++++ DATA FOR THE TASK

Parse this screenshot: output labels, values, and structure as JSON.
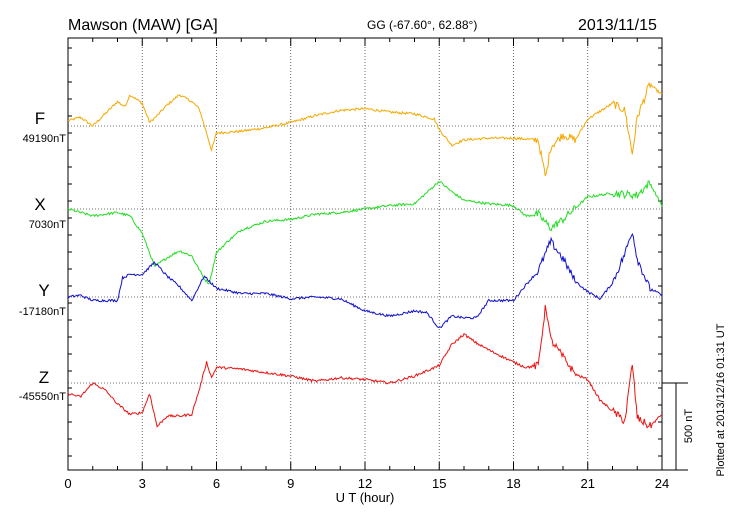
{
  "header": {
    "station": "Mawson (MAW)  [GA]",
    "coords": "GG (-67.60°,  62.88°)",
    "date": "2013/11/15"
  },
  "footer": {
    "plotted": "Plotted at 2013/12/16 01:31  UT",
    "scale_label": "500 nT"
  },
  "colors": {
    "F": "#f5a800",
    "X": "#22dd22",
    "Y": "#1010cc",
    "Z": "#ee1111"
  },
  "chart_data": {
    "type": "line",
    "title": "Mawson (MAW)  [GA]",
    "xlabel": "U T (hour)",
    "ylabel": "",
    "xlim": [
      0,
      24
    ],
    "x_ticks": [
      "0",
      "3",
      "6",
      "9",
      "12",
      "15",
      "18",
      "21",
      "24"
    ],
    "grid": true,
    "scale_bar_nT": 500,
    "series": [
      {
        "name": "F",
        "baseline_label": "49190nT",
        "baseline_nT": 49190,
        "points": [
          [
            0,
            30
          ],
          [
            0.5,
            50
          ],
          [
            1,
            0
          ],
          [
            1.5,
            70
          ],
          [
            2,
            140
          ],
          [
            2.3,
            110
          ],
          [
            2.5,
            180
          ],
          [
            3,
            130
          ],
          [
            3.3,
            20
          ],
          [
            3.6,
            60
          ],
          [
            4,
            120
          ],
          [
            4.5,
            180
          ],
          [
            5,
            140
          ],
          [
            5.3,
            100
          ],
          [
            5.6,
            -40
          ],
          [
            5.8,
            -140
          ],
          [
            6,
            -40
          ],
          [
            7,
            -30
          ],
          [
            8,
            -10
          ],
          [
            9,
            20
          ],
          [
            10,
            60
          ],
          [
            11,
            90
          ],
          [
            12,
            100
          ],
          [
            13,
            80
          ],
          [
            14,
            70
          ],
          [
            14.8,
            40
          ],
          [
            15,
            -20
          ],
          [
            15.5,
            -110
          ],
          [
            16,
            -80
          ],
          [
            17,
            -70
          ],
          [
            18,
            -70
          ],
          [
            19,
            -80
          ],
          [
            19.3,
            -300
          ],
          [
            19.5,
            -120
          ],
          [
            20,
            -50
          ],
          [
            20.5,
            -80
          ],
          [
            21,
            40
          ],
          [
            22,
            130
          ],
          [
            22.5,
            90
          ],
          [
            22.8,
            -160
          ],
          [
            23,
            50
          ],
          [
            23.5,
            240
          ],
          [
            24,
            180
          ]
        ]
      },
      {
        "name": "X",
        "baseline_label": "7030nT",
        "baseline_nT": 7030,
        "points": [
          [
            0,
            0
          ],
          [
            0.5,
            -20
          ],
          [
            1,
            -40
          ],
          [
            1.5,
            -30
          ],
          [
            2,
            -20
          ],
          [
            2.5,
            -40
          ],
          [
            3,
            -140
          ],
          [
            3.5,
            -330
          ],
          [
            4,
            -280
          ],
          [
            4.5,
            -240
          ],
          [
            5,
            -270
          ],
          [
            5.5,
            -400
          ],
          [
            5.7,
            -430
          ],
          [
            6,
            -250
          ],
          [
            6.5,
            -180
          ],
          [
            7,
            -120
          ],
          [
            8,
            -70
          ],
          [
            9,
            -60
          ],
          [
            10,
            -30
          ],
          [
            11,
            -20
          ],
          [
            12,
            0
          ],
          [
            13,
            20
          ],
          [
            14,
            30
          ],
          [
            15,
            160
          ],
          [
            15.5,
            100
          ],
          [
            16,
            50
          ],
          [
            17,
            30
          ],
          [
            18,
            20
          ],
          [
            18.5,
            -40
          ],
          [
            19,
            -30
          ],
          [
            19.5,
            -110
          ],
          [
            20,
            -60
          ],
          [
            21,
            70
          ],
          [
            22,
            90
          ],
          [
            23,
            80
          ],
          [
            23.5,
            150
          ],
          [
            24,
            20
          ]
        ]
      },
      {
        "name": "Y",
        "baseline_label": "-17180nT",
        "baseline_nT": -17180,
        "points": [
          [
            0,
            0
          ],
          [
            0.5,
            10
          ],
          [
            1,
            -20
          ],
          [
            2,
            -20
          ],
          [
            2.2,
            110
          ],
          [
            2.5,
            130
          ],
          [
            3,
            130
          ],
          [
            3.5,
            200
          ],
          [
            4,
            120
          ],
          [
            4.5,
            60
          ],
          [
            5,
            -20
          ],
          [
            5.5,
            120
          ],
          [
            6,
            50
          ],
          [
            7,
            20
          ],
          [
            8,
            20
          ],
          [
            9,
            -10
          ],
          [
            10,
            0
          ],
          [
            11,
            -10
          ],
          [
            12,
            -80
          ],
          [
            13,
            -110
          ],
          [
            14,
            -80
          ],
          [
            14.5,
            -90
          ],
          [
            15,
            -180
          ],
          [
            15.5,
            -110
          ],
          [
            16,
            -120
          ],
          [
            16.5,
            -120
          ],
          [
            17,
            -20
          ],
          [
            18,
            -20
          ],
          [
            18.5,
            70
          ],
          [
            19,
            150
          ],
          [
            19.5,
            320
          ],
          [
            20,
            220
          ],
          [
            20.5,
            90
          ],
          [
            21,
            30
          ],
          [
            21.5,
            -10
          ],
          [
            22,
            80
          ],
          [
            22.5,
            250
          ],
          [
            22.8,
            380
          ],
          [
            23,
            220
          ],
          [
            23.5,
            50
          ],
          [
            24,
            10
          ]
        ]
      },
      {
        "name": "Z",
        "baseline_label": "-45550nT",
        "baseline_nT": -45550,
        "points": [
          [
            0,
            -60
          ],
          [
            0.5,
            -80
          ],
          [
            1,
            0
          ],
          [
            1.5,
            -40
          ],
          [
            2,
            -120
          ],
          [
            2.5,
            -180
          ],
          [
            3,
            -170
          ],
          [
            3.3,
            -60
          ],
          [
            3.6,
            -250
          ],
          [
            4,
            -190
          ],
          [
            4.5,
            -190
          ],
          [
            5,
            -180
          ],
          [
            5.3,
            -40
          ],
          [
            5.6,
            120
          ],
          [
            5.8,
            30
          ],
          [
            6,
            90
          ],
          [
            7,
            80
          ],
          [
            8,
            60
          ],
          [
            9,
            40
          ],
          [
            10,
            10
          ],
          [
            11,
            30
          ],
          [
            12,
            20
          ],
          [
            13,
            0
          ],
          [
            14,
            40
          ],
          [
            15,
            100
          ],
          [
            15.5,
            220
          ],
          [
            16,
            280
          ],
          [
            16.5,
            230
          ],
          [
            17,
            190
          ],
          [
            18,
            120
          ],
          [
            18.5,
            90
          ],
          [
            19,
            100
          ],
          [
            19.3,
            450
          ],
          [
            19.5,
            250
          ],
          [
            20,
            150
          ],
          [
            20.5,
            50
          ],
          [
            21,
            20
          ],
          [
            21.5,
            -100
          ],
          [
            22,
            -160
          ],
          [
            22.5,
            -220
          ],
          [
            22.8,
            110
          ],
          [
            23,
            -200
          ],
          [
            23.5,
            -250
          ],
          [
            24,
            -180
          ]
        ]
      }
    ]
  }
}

++++++++

Leave every image out, and retype the material exactly.

Parse this screenshot: output labels, values, and structure as JSON.
{
  "header": {
    "station": "Mawson (MAW)  [GA]",
    "coords": "GG (-67.60°,  62.88°)",
    "date": "2013/11/15"
  },
  "footer": {
    "plotted": "Plotted at 2013/12/16 01:31  UT",
    "scale_label": "500 nT"
  },
  "colors": {
    "F": "#f5a800",
    "X": "#22dd22",
    "Y": "#1010cc",
    "Z": "#ee1111"
  },
  "chart_data": {
    "type": "line",
    "title": "Mawson (MAW)  [GA]",
    "xlabel": "U T (hour)",
    "ylabel": "",
    "xlim": [
      0,
      24
    ],
    "x_ticks": [
      "0",
      "3",
      "6",
      "9",
      "12",
      "15",
      "18",
      "21",
      "24"
    ],
    "grid": true,
    "scale_bar_nT": 500,
    "series": [
      {
        "name": "F",
        "baseline_label": "49190nT",
        "baseline_nT": 49190,
        "points": [
          [
            0,
            30
          ],
          [
            0.5,
            50
          ],
          [
            1,
            0
          ],
          [
            1.5,
            70
          ],
          [
            2,
            140
          ],
          [
            2.3,
            110
          ],
          [
            2.5,
            180
          ],
          [
            3,
            130
          ],
          [
            3.3,
            20
          ],
          [
            3.6,
            60
          ],
          [
            4,
            120
          ],
          [
            4.5,
            180
          ],
          [
            5,
            140
          ],
          [
            5.3,
            100
          ],
          [
            5.6,
            -40
          ],
          [
            5.8,
            -140
          ],
          [
            6,
            -40
          ],
          [
            7,
            -30
          ],
          [
            8,
            -10
          ],
          [
            9,
            20
          ],
          [
            10,
            60
          ],
          [
            11,
            90
          ],
          [
            12,
            100
          ],
          [
            13,
            80
          ],
          [
            14,
            70
          ],
          [
            14.8,
            40
          ],
          [
            15,
            -20
          ],
          [
            15.5,
            -110
          ],
          [
            16,
            -80
          ],
          [
            17,
            -70
          ],
          [
            18,
            -70
          ],
          [
            19,
            -80
          ],
          [
            19.3,
            -300
          ],
          [
            19.5,
            -120
          ],
          [
            20,
            -50
          ],
          [
            20.5,
            -80
          ],
          [
            21,
            40
          ],
          [
            22,
            130
          ],
          [
            22.5,
            90
          ],
          [
            22.8,
            -160
          ],
          [
            23,
            50
          ],
          [
            23.5,
            240
          ],
          [
            24,
            180
          ]
        ]
      },
      {
        "name": "X",
        "baseline_label": "7030nT",
        "baseline_nT": 7030,
        "points": [
          [
            0,
            0
          ],
          [
            0.5,
            -20
          ],
          [
            1,
            -40
          ],
          [
            1.5,
            -30
          ],
          [
            2,
            -20
          ],
          [
            2.5,
            -40
          ],
          [
            3,
            -140
          ],
          [
            3.5,
            -330
          ],
          [
            4,
            -280
          ],
          [
            4.5,
            -240
          ],
          [
            5,
            -270
          ],
          [
            5.5,
            -400
          ],
          [
            5.7,
            -430
          ],
          [
            6,
            -250
          ],
          [
            6.5,
            -180
          ],
          [
            7,
            -120
          ],
          [
            8,
            -70
          ],
          [
            9,
            -60
          ],
          [
            10,
            -30
          ],
          [
            11,
            -20
          ],
          [
            12,
            0
          ],
          [
            13,
            20
          ],
          [
            14,
            30
          ],
          [
            15,
            160
          ],
          [
            15.5,
            100
          ],
          [
            16,
            50
          ],
          [
            17,
            30
          ],
          [
            18,
            20
          ],
          [
            18.5,
            -40
          ],
          [
            19,
            -30
          ],
          [
            19.5,
            -110
          ],
          [
            20,
            -60
          ],
          [
            21,
            70
          ],
          [
            22,
            90
          ],
          [
            23,
            80
          ],
          [
            23.5,
            150
          ],
          [
            24,
            20
          ]
        ]
      },
      {
        "name": "Y",
        "baseline_label": "-17180nT",
        "baseline_nT": -17180,
        "points": [
          [
            0,
            0
          ],
          [
            0.5,
            10
          ],
          [
            1,
            -20
          ],
          [
            2,
            -20
          ],
          [
            2.2,
            110
          ],
          [
            2.5,
            130
          ],
          [
            3,
            130
          ],
          [
            3.5,
            200
          ],
          [
            4,
            120
          ],
          [
            4.5,
            60
          ],
          [
            5,
            -20
          ],
          [
            5.5,
            120
          ],
          [
            6,
            50
          ],
          [
            7,
            20
          ],
          [
            8,
            20
          ],
          [
            9,
            -10
          ],
          [
            10,
            0
          ],
          [
            11,
            -10
          ],
          [
            12,
            -80
          ],
          [
            13,
            -110
          ],
          [
            14,
            -80
          ],
          [
            14.5,
            -90
          ],
          [
            15,
            -180
          ],
          [
            15.5,
            -110
          ],
          [
            16,
            -120
          ],
          [
            16.5,
            -120
          ],
          [
            17,
            -20
          ],
          [
            18,
            -20
          ],
          [
            18.5,
            70
          ],
          [
            19,
            150
          ],
          [
            19.5,
            320
          ],
          [
            20,
            220
          ],
          [
            20.5,
            90
          ],
          [
            21,
            30
          ],
          [
            21.5,
            -10
          ],
          [
            22,
            80
          ],
          [
            22.5,
            250
          ],
          [
            22.8,
            380
          ],
          [
            23,
            220
          ],
          [
            23.5,
            50
          ],
          [
            24,
            10
          ]
        ]
      },
      {
        "name": "Z",
        "baseline_label": "-45550nT",
        "baseline_nT": -45550,
        "points": [
          [
            0,
            -60
          ],
          [
            0.5,
            -80
          ],
          [
            1,
            0
          ],
          [
            1.5,
            -40
          ],
          [
            2,
            -120
          ],
          [
            2.5,
            -180
          ],
          [
            3,
            -170
          ],
          [
            3.3,
            -60
          ],
          [
            3.6,
            -250
          ],
          [
            4,
            -190
          ],
          [
            4.5,
            -190
          ],
          [
            5,
            -180
          ],
          [
            5.3,
            -40
          ],
          [
            5.6,
            120
          ],
          [
            5.8,
            30
          ],
          [
            6,
            90
          ],
          [
            7,
            80
          ],
          [
            8,
            60
          ],
          [
            9,
            40
          ],
          [
            10,
            10
          ],
          [
            11,
            30
          ],
          [
            12,
            20
          ],
          [
            13,
            0
          ],
          [
            14,
            40
          ],
          [
            15,
            100
          ],
          [
            15.5,
            220
          ],
          [
            16,
            280
          ],
          [
            16.5,
            230
          ],
          [
            17,
            190
          ],
          [
            18,
            120
          ],
          [
            18.5,
            90
          ],
          [
            19,
            100
          ],
          [
            19.3,
            450
          ],
          [
            19.5,
            250
          ],
          [
            20,
            150
          ],
          [
            20.5,
            50
          ],
          [
            21,
            20
          ],
          [
            21.5,
            -100
          ],
          [
            22,
            -160
          ],
          [
            22.5,
            -220
          ],
          [
            22.8,
            110
          ],
          [
            23,
            -200
          ],
          [
            23.5,
            -250
          ],
          [
            24,
            -180
          ]
        ]
      }
    ]
  }
}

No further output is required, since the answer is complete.